#### REQUIREMENT:
Identify every line in the records below that contains the word "data", and reproduce each one.

#### EXTRACTED MATERIAL:
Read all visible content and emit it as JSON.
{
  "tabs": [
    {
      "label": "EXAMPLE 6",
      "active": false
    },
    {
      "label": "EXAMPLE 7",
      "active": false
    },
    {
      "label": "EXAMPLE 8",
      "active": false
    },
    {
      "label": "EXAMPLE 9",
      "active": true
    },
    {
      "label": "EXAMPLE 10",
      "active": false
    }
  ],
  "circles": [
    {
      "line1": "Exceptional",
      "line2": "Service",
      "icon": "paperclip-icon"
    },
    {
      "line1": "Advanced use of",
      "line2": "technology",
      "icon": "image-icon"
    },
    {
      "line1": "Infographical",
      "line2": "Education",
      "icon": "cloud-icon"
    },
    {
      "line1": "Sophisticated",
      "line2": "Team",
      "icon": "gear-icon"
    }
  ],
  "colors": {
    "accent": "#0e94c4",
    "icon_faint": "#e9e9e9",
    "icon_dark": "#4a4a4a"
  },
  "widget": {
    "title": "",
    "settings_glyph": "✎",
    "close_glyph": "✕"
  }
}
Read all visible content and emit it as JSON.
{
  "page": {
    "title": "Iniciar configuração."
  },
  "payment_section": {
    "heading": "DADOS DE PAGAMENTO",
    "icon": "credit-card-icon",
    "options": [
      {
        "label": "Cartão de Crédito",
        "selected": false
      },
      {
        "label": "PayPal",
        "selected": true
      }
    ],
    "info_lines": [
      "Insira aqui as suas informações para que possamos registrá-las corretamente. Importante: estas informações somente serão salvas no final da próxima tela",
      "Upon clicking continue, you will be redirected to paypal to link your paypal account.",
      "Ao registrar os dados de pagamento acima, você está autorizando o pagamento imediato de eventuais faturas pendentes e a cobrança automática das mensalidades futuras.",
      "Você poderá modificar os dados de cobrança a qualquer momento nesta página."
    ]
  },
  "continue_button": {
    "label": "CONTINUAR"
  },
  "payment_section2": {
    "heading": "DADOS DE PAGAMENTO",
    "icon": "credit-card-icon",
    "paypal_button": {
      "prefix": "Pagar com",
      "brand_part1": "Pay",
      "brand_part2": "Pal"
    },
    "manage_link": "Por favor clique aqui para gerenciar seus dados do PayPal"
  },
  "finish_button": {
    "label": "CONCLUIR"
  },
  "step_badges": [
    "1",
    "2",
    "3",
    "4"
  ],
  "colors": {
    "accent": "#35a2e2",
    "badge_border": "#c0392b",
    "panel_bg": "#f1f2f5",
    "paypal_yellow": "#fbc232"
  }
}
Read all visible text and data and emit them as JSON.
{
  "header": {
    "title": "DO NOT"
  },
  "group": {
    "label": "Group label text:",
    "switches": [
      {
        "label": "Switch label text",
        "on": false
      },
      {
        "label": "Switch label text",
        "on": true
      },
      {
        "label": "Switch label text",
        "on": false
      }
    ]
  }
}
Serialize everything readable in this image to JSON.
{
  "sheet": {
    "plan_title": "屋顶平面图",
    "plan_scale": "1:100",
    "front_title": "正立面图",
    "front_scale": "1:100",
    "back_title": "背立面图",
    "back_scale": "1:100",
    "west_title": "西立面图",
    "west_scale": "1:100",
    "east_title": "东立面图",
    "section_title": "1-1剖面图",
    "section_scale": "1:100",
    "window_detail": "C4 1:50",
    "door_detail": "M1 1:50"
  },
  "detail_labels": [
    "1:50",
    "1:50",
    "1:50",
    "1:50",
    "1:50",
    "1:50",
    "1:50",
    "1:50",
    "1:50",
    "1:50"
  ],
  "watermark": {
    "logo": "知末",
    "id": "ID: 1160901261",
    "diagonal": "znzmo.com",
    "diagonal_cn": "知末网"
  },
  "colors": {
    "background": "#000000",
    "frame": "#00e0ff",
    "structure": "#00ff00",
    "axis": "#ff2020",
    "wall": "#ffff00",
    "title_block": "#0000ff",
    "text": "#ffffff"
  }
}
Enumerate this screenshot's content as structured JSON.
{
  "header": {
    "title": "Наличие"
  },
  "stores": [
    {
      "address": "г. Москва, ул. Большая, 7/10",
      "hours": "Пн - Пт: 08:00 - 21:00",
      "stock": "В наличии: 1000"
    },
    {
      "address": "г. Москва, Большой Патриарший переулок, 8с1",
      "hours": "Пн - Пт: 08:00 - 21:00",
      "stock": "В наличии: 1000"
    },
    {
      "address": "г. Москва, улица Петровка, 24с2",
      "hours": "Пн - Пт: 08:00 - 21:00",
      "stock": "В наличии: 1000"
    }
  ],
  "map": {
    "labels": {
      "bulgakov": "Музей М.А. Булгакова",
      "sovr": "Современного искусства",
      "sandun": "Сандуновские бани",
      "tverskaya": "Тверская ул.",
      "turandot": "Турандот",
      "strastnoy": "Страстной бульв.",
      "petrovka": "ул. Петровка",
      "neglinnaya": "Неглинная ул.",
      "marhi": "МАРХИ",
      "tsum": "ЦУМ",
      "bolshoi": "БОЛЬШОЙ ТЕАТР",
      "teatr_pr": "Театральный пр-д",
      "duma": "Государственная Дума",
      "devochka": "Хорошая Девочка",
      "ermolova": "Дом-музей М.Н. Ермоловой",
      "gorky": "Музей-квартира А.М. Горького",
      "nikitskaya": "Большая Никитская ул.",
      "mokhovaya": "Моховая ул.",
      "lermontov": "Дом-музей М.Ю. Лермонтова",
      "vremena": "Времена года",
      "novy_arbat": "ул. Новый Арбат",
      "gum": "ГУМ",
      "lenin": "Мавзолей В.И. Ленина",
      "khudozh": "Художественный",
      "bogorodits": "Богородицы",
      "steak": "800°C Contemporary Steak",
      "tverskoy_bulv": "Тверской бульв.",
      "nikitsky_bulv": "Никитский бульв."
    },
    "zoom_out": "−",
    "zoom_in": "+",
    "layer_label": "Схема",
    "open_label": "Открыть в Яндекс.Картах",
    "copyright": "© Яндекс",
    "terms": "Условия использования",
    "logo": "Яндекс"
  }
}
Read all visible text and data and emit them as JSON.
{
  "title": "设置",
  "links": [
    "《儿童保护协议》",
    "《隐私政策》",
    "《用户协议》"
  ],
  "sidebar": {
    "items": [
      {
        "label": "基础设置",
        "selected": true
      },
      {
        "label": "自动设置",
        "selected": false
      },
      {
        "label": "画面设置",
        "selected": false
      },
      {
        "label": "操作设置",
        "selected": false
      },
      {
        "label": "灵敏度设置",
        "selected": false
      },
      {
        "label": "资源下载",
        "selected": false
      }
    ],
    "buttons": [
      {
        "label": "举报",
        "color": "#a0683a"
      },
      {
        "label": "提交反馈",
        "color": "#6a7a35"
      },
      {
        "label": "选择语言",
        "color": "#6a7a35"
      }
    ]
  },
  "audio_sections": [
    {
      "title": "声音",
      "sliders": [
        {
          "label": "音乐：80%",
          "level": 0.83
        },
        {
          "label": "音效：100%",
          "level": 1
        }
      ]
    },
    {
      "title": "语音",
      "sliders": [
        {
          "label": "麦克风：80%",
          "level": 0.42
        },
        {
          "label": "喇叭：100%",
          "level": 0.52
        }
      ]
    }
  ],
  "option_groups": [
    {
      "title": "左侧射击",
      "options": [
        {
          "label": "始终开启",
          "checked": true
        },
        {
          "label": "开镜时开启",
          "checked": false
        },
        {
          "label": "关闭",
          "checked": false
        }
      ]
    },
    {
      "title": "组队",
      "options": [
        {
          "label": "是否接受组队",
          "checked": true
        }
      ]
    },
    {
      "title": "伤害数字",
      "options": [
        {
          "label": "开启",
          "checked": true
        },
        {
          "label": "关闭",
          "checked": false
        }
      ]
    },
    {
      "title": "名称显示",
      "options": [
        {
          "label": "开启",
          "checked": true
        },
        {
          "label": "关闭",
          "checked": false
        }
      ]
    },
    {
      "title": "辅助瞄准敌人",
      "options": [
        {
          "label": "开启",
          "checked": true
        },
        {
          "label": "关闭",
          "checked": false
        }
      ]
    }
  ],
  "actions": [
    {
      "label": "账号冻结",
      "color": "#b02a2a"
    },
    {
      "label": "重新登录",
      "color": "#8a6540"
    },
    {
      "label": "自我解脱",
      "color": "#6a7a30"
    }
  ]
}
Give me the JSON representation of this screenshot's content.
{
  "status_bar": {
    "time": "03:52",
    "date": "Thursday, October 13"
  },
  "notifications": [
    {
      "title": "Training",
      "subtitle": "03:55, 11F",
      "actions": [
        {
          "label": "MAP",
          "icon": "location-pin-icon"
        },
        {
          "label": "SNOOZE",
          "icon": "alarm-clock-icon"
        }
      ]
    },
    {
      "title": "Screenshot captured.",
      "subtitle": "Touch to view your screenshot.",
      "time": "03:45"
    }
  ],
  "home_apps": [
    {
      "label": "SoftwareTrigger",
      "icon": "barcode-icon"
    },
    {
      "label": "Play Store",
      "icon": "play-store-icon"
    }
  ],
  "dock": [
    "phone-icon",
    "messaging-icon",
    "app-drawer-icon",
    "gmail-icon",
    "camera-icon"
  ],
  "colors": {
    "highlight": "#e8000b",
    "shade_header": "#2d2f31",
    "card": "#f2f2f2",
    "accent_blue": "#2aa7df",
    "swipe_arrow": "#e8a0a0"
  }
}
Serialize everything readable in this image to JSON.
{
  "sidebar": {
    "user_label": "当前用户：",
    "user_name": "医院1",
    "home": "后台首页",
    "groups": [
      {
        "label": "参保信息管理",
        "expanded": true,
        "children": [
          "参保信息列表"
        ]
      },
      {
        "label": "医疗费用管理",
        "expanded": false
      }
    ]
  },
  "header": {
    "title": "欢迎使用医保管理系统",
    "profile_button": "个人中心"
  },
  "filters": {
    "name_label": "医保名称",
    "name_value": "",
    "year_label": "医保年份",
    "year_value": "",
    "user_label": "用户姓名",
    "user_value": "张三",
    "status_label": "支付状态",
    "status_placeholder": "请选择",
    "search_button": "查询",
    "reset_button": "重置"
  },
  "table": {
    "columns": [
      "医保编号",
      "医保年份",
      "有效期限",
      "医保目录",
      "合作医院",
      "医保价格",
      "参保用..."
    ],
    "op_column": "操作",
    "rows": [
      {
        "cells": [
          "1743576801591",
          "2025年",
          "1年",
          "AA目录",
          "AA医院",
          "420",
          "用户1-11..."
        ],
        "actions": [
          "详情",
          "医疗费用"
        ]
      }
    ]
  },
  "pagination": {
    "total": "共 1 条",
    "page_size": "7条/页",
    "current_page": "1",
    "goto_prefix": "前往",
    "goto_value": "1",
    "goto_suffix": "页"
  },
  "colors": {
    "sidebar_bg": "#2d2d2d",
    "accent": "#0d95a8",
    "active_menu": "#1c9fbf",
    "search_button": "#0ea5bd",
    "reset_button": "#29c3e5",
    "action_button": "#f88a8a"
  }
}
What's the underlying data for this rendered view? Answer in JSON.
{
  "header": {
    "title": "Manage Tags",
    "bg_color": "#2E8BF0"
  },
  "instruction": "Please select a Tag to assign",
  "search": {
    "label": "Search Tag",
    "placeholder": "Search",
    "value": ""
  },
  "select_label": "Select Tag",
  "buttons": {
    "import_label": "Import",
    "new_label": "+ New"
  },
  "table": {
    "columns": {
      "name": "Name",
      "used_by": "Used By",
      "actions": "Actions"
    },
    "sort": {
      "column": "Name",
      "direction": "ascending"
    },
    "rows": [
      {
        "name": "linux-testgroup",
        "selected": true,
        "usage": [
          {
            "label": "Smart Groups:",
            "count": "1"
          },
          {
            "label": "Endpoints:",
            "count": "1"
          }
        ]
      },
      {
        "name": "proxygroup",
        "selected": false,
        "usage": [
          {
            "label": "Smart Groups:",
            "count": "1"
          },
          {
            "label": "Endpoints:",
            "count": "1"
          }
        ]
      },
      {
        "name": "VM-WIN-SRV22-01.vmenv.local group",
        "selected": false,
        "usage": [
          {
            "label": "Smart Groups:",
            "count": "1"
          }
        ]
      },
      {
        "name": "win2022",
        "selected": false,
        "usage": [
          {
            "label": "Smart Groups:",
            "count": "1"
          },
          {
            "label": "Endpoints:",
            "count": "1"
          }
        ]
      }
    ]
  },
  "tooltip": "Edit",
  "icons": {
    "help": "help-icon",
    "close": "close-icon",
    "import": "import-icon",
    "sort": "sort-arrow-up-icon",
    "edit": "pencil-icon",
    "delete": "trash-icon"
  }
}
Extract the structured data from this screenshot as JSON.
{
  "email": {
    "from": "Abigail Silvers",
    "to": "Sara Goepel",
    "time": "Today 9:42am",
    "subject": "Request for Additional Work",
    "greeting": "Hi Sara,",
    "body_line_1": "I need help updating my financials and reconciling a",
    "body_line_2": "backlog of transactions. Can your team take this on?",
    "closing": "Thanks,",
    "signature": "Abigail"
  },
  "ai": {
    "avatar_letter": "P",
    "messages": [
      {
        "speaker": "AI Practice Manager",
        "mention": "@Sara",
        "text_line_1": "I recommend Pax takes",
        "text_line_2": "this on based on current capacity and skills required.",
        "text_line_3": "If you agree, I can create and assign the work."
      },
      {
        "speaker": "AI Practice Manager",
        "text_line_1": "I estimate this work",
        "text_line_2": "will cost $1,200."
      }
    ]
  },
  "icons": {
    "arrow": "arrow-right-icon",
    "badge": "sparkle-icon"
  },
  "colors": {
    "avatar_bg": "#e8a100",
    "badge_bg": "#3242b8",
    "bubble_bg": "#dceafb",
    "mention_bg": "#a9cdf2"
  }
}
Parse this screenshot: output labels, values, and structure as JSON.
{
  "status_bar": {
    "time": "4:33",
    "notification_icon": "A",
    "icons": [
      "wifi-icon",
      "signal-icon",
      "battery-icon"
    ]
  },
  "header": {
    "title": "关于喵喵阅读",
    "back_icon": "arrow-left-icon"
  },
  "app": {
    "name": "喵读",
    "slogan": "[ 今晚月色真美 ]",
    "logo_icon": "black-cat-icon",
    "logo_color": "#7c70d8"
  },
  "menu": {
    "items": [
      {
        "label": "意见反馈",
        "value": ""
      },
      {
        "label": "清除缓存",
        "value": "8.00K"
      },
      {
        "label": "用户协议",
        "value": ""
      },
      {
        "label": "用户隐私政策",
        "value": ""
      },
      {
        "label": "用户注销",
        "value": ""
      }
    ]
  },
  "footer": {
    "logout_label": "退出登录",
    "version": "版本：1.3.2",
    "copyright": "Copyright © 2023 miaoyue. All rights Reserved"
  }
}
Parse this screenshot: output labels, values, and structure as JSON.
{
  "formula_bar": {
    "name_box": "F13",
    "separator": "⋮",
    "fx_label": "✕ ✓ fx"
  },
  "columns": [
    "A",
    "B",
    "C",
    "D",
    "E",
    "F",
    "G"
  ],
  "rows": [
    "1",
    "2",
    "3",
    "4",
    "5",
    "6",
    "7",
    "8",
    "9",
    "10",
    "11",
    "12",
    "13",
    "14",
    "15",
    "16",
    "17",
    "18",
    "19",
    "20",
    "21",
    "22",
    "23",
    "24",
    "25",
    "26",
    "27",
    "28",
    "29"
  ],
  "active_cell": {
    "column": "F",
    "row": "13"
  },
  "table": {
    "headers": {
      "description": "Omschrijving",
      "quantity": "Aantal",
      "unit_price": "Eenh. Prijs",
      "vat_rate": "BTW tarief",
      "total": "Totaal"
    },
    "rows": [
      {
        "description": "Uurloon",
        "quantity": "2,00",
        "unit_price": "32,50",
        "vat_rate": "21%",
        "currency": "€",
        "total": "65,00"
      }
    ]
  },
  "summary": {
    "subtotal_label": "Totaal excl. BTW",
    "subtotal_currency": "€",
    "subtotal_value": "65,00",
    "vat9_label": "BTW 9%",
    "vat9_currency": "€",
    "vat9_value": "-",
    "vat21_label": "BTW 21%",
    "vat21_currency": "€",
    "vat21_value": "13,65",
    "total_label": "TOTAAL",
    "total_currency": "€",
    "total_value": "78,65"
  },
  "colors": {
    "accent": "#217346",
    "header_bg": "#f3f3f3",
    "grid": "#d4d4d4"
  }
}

#### WRITTEN ANSWER:
Read all visible text and data and emit them as JSON.
Read all visible text and data and emit them as JSON.
What's the underlying data for this rendered view? Answer in JSON.
Extract the structured data from this screenshot as JSON.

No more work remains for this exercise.